> **Extracted entries**:
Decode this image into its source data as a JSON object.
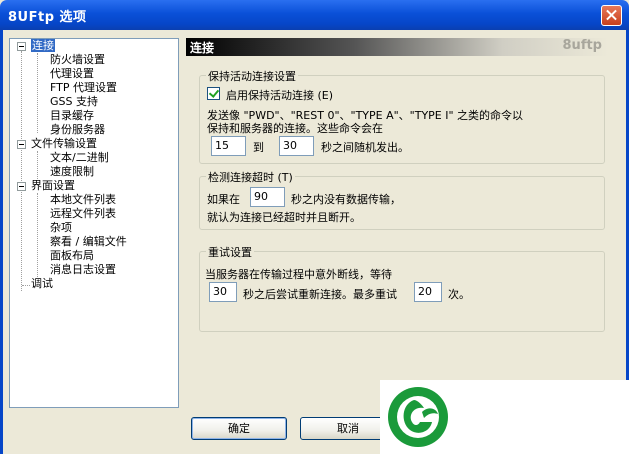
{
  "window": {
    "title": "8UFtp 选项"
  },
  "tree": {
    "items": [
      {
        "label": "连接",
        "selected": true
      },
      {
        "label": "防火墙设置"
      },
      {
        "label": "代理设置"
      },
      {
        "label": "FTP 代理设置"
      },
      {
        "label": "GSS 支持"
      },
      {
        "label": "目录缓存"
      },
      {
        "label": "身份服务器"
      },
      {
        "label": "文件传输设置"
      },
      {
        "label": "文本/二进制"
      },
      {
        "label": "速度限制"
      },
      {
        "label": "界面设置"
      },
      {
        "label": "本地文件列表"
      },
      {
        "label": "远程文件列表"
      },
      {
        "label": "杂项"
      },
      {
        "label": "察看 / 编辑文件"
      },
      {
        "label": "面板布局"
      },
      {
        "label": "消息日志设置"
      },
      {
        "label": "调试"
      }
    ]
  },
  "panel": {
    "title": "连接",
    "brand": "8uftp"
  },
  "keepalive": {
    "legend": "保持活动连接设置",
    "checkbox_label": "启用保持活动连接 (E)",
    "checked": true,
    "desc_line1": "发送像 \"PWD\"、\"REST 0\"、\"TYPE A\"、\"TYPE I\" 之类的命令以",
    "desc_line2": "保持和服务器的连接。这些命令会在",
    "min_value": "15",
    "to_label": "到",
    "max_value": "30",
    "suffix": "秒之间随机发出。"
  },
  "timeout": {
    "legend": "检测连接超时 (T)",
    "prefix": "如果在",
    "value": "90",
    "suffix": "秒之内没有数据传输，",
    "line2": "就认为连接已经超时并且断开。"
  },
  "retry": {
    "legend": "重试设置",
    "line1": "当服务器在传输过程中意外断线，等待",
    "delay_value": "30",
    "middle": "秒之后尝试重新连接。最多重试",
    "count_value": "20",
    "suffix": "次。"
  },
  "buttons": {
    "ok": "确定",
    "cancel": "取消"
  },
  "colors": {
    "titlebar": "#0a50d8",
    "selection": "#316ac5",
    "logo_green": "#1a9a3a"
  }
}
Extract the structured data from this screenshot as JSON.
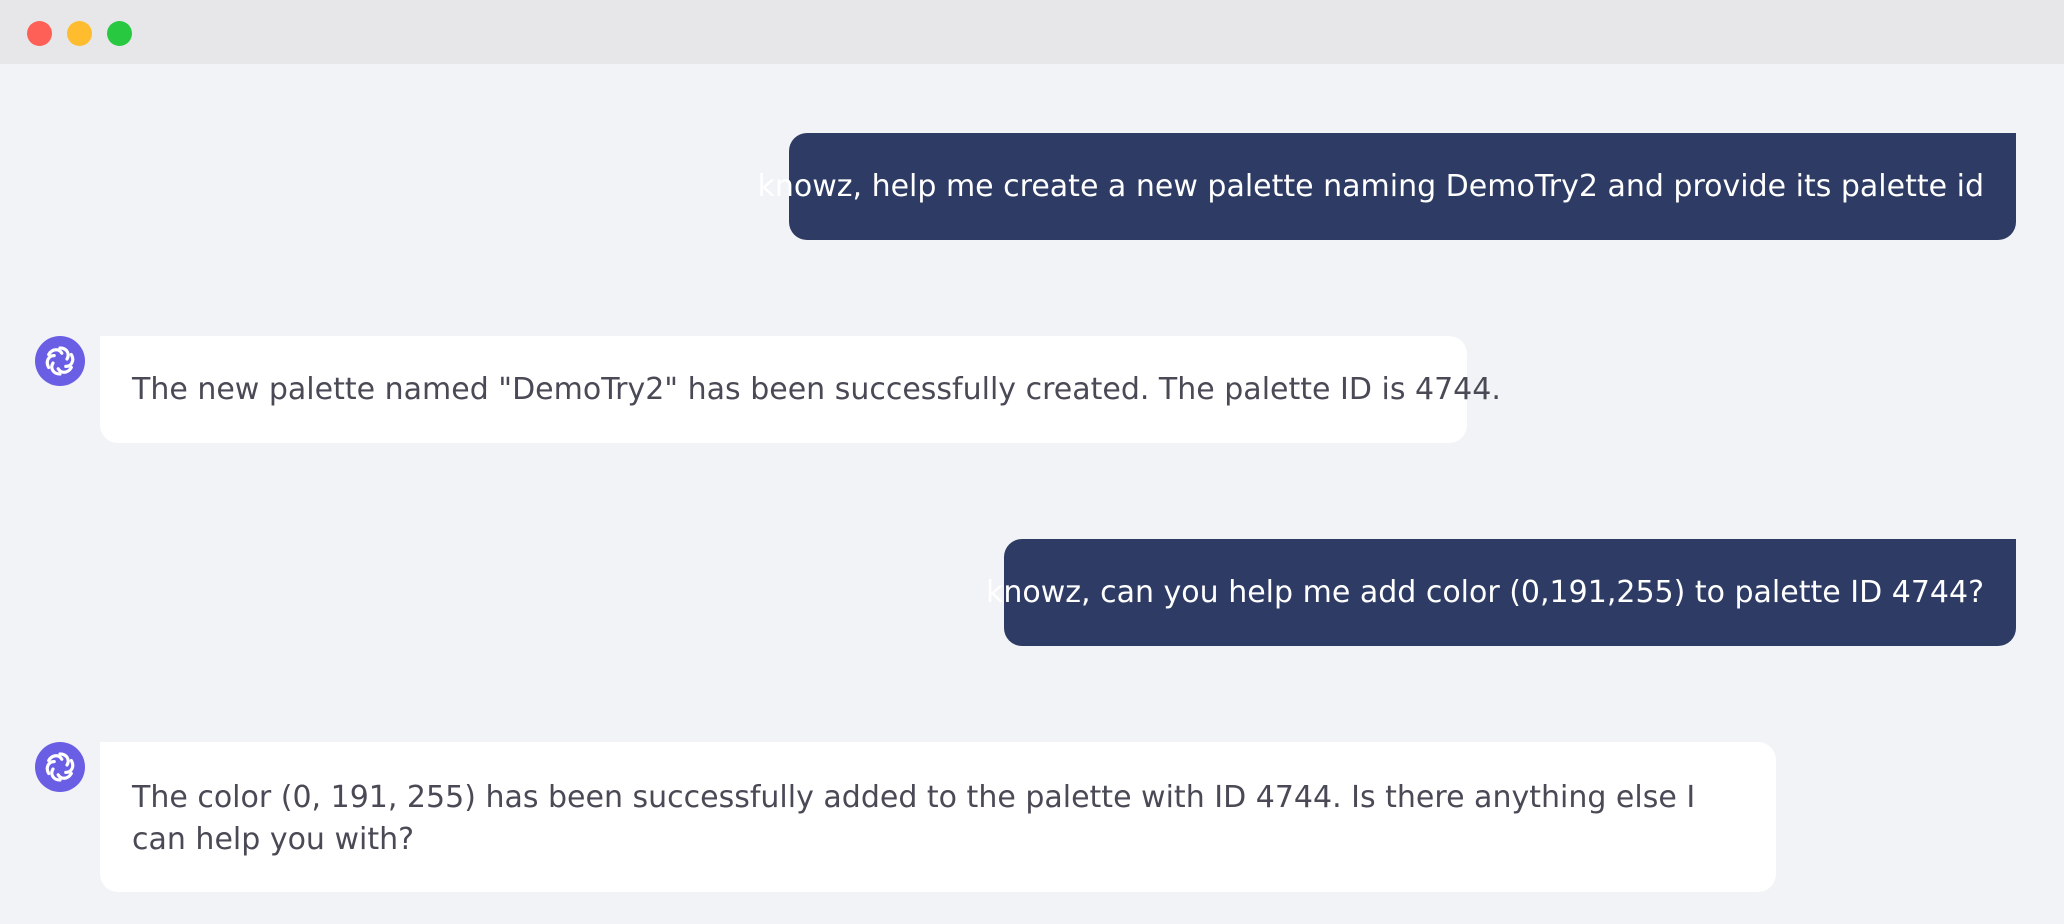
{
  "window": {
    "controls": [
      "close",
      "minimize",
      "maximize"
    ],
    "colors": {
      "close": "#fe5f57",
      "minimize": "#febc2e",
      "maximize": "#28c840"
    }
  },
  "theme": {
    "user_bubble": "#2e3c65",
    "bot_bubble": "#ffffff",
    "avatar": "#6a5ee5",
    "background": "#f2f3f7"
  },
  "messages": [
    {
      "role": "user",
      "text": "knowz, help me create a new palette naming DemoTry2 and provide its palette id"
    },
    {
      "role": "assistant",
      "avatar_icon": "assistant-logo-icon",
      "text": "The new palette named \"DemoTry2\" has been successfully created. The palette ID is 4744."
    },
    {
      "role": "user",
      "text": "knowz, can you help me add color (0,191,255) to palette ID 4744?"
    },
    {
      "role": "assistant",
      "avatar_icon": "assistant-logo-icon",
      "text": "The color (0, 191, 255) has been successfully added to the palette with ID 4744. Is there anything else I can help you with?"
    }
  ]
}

> **Requirements**: Extract only the lines from the one that contains "Extract the structured" through the end of the records, inclusive, and omit every picture.

> **Answer to this exercise**:
Extract the structured data from this screenshot as JSON.
{
  "window": {
    "controls": [
      "close",
      "minimize",
      "maximize"
    ],
    "colors": {
      "close": "#fe5f57",
      "minimize": "#febc2e",
      "maximize": "#28c840"
    }
  },
  "theme": {
    "user_bubble": "#2e3c65",
    "bot_bubble": "#ffffff",
    "avatar": "#6a5ee5",
    "background": "#f2f3f7"
  },
  "messages": [
    {
      "role": "user",
      "text": "knowz, help me create a new palette naming DemoTry2 and provide its palette id"
    },
    {
      "role": "assistant",
      "avatar_icon": "assistant-logo-icon",
      "text": "The new palette named \"DemoTry2\" has been successfully created. The palette ID is 4744."
    },
    {
      "role": "user",
      "text": "knowz, can you help me add color (0,191,255) to palette ID 4744?"
    },
    {
      "role": "assistant",
      "avatar_icon": "assistant-logo-icon",
      "text": "The color (0, 191, 255) has been successfully added to the palette with ID 4744. Is there anything else I can help you with?"
    }
  ]
}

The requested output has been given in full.